*Problem statement*. Print all records exactly, leaving nothing out.

*Entries provided*.
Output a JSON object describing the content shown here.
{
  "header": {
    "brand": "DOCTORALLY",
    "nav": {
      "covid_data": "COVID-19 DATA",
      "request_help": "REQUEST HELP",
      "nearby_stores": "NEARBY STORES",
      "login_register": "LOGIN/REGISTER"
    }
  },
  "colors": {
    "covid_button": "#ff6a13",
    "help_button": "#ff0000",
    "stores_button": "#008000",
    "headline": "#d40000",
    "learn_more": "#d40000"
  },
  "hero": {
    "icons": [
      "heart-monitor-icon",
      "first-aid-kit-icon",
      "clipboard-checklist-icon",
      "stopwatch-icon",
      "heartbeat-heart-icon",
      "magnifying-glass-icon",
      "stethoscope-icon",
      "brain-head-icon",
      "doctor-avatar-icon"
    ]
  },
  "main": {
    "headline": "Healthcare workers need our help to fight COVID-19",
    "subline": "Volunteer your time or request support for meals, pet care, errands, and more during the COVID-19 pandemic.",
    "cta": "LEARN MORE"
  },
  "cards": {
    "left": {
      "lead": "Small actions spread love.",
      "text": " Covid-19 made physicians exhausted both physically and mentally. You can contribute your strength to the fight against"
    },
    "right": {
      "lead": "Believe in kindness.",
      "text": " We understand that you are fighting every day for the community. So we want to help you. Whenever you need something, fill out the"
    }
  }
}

*Response to this task*.
Output a JSON object describing the content shown here.
{
  "header": {
    "brand": "DOCTORALLY",
    "nav": {
      "covid_data": "COVID-19 DATA",
      "request_help": "REQUEST HELP",
      "nearby_stores": "NEARBY STORES",
      "login_register": "LOGIN/REGISTER"
    }
  },
  "colors": {
    "covid_button": "#ff6a13",
    "help_button": "#ff0000",
    "stores_button": "#008000",
    "headline": "#d40000",
    "learn_more": "#d40000"
  },
  "hero": {
    "icons": [
      "heart-monitor-icon",
      "first-aid-kit-icon",
      "clipboard-checklist-icon",
      "stopwatch-icon",
      "heartbeat-heart-icon",
      "magnifying-glass-icon",
      "stethoscope-icon",
      "brain-head-icon",
      "doctor-avatar-icon"
    ]
  },
  "main": {
    "headline": "Healthcare workers need our help to fight COVID-19",
    "subline": "Volunteer your time or request support for meals, pet care, errands, and more during the COVID-19 pandemic.",
    "cta": "LEARN MORE"
  },
  "cards": {
    "left": {
      "lead": "Small actions spread love.",
      "text": " Covid-19 made physicians exhausted both physically and mentally. You can contribute your strength to the fight against"
    },
    "right": {
      "lead": "Believe in kindness.",
      "text": " We understand that you are fighting every day for the community. So we want to help you. Whenever you need something, fill out the"
    }
  }
}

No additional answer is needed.